### [Objective]
Replace every "node-marker" in the items below with "mesh-node" and copy everything else unchanged.

### [Data for this exercise]
= = = = = = =

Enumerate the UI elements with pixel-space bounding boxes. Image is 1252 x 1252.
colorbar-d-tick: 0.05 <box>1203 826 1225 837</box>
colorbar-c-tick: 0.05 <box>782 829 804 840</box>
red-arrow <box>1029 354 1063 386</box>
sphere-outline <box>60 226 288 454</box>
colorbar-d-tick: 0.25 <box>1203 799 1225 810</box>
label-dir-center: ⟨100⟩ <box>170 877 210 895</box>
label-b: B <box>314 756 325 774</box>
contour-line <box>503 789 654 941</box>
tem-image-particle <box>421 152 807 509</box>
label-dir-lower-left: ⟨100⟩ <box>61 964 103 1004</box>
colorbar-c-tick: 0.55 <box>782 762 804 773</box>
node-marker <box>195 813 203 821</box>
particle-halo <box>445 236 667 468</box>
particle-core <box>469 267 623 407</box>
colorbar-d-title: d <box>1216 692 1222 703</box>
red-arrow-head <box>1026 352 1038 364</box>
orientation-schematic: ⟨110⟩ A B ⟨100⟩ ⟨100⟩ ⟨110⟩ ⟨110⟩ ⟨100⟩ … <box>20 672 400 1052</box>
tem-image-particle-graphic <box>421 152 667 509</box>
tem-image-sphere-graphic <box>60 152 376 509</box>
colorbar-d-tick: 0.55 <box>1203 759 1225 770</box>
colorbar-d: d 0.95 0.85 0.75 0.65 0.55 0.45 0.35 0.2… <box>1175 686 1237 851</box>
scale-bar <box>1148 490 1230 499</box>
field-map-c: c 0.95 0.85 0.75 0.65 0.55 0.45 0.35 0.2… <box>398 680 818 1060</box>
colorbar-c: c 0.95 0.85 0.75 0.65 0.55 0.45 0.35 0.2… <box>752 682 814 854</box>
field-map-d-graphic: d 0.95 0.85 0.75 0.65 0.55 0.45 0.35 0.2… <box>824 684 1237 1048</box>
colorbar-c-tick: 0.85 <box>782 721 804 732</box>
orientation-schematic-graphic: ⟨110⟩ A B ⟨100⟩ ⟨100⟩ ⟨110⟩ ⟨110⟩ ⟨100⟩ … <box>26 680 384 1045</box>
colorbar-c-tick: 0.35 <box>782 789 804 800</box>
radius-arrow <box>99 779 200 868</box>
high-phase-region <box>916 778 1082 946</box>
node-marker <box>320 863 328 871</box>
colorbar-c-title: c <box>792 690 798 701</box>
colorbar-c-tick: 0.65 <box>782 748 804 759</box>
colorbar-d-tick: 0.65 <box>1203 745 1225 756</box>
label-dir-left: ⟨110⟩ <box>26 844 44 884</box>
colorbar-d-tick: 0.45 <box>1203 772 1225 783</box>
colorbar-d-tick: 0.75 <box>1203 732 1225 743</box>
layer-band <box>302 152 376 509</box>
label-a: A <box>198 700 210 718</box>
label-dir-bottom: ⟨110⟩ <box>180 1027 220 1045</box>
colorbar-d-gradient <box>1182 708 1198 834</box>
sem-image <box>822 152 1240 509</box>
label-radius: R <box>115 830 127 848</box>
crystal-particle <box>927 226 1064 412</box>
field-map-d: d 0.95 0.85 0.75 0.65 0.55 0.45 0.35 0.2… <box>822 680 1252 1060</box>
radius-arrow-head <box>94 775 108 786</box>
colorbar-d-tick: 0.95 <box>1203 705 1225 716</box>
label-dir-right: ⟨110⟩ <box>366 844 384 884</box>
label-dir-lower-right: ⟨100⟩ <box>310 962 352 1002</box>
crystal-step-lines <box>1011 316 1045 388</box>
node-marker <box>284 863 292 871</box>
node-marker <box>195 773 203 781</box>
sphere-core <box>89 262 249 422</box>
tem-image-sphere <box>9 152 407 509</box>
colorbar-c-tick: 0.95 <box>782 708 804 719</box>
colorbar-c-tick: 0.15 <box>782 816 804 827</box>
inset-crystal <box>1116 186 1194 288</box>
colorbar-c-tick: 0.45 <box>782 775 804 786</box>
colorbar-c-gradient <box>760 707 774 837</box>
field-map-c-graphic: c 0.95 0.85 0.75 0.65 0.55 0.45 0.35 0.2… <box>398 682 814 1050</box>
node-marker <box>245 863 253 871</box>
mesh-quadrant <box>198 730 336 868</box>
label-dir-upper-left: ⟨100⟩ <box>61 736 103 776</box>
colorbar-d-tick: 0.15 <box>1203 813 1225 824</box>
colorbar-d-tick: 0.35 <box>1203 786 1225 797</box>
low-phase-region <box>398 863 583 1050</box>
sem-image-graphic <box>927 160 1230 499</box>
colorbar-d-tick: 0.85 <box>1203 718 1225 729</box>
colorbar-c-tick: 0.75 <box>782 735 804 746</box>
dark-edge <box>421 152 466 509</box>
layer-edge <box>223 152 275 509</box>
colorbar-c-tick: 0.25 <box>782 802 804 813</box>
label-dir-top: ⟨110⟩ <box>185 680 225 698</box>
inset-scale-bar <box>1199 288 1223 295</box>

= = = = = = =

### [Task response]
Enumerate the UI elements with pixel-space bounding boxes. Image is 1252 x 1252.
colorbar-d-tick: 0.05 <box>1203 826 1225 837</box>
colorbar-c-tick: 0.05 <box>782 829 804 840</box>
red-arrow <box>1029 354 1063 386</box>
sphere-outline <box>60 226 288 454</box>
colorbar-d-tick: 0.25 <box>1203 799 1225 810</box>
label-dir-center: ⟨100⟩ <box>170 877 210 895</box>
label-b: B <box>314 756 325 774</box>
contour-line <box>503 789 654 941</box>
tem-image-particle <box>421 152 807 509</box>
label-dir-lower-left: ⟨100⟩ <box>61 964 103 1004</box>
colorbar-c-tick: 0.55 <box>782 762 804 773</box>
mesh-node <box>195 813 203 821</box>
particle-halo <box>445 236 667 468</box>
particle-core <box>469 267 623 407</box>
colorbar-d-title: d <box>1216 692 1222 703</box>
red-arrow-head <box>1026 352 1038 364</box>
orientation-schematic: ⟨110⟩ A B ⟨100⟩ ⟨100⟩ ⟨110⟩ ⟨110⟩ ⟨100⟩ … <box>20 672 400 1052</box>
tem-image-particle-graphic <box>421 152 667 509</box>
tem-image-sphere-graphic <box>60 152 376 509</box>
colorbar-d-tick: 0.55 <box>1203 759 1225 770</box>
colorbar-d: d 0.95 0.85 0.75 0.65 0.55 0.45 0.35 0.2… <box>1175 686 1237 851</box>
scale-bar <box>1148 490 1230 499</box>
field-map-c: c 0.95 0.85 0.75 0.65 0.55 0.45 0.35 0.2… <box>398 680 818 1060</box>
colorbar-c: c 0.95 0.85 0.75 0.65 0.55 0.45 0.35 0.2… <box>752 682 814 854</box>
field-map-d-graphic: d 0.95 0.85 0.75 0.65 0.55 0.45 0.35 0.2… <box>824 684 1237 1048</box>
colorbar-c-tick: 0.85 <box>782 721 804 732</box>
orientation-schematic-graphic: ⟨110⟩ A B ⟨100⟩ ⟨100⟩ ⟨110⟩ ⟨110⟩ ⟨100⟩ … <box>26 680 384 1045</box>
colorbar-c-tick: 0.35 <box>782 789 804 800</box>
radius-arrow <box>99 779 200 868</box>
high-phase-region <box>916 778 1082 946</box>
mesh-node <box>320 863 328 871</box>
colorbar-c-title: c <box>792 690 798 701</box>
colorbar-c-tick: 0.65 <box>782 748 804 759</box>
colorbar-d-tick: 0.65 <box>1203 745 1225 756</box>
label-dir-left: ⟨110⟩ <box>26 844 44 884</box>
colorbar-d-tick: 0.45 <box>1203 772 1225 783</box>
colorbar-d-tick: 0.75 <box>1203 732 1225 743</box>
layer-band <box>302 152 376 509</box>
label-a: A <box>198 700 210 718</box>
label-dir-bottom: ⟨110⟩ <box>180 1027 220 1045</box>
colorbar-d-gradient <box>1182 708 1198 834</box>
sem-image <box>822 152 1240 509</box>
label-radius: R <box>115 830 127 848</box>
crystal-particle <box>927 226 1064 412</box>
field-map-d: d 0.95 0.85 0.75 0.65 0.55 0.45 0.35 0.2… <box>822 680 1252 1060</box>
radius-arrow-head <box>94 775 108 786</box>
colorbar-d-tick: 0.95 <box>1203 705 1225 716</box>
label-dir-right: ⟨110⟩ <box>366 844 384 884</box>
label-dir-lower-right: ⟨100⟩ <box>310 962 352 1002</box>
crystal-step-lines <box>1011 316 1045 388</box>
mesh-node <box>284 863 292 871</box>
mesh-node <box>195 773 203 781</box>
sphere-core <box>89 262 249 422</box>
tem-image-sphere <box>9 152 407 509</box>
colorbar-c-tick: 0.95 <box>782 708 804 719</box>
colorbar-c-tick: 0.15 <box>782 816 804 827</box>
inset-crystal <box>1116 186 1194 288</box>
colorbar-c-tick: 0.45 <box>782 775 804 786</box>
colorbar-c-gradient <box>760 707 774 837</box>
field-map-c-graphic: c 0.95 0.85 0.75 0.65 0.55 0.45 0.35 0.2… <box>398 682 814 1050</box>
mesh-node <box>245 863 253 871</box>
mesh-quadrant <box>198 730 336 868</box>
label-dir-upper-left: ⟨100⟩ <box>61 736 103 776</box>
colorbar-d-tick: 0.15 <box>1203 813 1225 824</box>
colorbar-d-tick: 0.35 <box>1203 786 1225 797</box>
low-phase-region <box>398 863 583 1050</box>
sem-image-graphic <box>927 160 1230 499</box>
colorbar-d-tick: 0.85 <box>1203 718 1225 729</box>
colorbar-c-tick: 0.75 <box>782 735 804 746</box>
dark-edge <box>421 152 466 509</box>
layer-edge <box>223 152 275 509</box>
colorbar-c-tick: 0.25 <box>782 802 804 813</box>
label-dir-top: ⟨110⟩ <box>185 680 225 698</box>
inset-scale-bar <box>1199 288 1223 295</box>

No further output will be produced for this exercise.